** OBJECTIVE **
Work out the number of lines with the word "karbytes" in the material below, then reply with that number only.

Dataset records:
* Begin *
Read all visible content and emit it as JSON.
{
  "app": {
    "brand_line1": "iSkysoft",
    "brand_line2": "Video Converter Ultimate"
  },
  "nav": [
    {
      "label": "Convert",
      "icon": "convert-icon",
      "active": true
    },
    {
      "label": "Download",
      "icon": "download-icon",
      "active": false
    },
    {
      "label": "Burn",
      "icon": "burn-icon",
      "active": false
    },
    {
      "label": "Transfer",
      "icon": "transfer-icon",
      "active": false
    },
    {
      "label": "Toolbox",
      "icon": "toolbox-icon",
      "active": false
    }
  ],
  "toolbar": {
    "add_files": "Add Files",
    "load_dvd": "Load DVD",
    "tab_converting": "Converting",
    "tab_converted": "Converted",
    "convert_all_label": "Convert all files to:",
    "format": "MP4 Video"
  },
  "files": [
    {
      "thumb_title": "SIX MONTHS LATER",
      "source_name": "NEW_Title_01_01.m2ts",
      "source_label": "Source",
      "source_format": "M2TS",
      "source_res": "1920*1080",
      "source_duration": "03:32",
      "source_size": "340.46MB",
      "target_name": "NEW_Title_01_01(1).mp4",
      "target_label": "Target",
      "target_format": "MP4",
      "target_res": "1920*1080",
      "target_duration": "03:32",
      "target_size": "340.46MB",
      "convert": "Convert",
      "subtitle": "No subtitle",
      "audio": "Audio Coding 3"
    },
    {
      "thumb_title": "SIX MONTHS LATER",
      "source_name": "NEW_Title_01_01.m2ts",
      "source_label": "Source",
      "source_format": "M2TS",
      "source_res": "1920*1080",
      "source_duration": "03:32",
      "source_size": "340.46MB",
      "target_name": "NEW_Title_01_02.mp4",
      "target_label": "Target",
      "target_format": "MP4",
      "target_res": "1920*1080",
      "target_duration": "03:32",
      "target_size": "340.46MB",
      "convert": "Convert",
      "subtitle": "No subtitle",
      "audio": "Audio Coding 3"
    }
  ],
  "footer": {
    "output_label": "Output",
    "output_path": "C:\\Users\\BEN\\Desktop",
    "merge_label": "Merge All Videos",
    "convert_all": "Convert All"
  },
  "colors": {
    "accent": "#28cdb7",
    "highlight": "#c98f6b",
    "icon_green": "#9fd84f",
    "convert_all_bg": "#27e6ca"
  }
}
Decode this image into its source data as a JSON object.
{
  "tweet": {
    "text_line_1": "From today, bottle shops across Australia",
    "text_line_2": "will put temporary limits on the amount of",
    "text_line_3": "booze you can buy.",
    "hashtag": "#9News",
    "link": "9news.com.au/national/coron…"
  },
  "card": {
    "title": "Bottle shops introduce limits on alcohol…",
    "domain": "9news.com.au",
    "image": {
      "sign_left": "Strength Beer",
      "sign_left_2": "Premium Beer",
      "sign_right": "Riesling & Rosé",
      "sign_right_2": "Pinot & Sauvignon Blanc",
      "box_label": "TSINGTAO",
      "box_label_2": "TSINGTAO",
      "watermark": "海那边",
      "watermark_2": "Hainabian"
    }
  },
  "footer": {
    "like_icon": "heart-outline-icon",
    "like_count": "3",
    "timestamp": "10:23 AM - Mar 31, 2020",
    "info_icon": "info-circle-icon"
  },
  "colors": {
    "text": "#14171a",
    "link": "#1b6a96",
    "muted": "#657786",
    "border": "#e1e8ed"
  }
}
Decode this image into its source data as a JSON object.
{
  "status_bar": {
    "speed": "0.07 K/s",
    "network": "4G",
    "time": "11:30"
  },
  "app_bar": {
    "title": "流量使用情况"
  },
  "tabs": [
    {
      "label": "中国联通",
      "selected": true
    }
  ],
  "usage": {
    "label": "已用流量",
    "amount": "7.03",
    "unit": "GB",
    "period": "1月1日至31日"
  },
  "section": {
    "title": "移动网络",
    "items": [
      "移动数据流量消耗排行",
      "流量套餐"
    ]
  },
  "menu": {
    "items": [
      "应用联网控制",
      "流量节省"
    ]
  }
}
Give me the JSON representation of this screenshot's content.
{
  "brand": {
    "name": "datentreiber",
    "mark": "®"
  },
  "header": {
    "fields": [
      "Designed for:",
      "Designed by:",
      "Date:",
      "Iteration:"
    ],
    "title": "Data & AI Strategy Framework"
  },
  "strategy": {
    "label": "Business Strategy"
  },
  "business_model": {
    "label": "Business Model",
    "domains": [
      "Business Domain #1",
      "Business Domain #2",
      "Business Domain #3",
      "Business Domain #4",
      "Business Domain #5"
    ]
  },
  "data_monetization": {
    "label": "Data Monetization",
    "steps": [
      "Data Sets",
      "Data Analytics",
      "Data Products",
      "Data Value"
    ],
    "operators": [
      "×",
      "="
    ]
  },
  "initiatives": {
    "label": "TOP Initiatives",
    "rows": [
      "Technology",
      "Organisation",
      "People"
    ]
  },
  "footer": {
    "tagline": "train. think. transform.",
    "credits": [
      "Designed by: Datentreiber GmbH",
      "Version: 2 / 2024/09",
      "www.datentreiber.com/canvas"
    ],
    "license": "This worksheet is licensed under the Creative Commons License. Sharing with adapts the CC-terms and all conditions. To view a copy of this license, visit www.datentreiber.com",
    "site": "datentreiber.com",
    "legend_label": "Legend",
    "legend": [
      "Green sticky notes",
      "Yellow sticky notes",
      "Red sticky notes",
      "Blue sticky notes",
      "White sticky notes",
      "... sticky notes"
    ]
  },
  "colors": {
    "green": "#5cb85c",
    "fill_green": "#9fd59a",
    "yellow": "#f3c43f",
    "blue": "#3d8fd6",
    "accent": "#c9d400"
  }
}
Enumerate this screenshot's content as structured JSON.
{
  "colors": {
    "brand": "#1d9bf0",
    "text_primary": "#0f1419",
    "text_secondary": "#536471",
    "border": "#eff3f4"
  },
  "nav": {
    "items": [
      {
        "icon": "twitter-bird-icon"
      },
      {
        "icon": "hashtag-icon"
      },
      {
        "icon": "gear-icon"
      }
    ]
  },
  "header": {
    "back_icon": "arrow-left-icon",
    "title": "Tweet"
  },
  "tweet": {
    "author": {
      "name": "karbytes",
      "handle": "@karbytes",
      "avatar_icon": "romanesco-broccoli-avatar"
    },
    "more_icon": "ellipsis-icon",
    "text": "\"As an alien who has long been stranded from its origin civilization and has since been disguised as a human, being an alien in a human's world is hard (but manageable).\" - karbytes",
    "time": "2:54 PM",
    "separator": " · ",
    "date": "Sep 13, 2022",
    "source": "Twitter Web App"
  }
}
* End *
** ANSWER TO THIS TASK **
3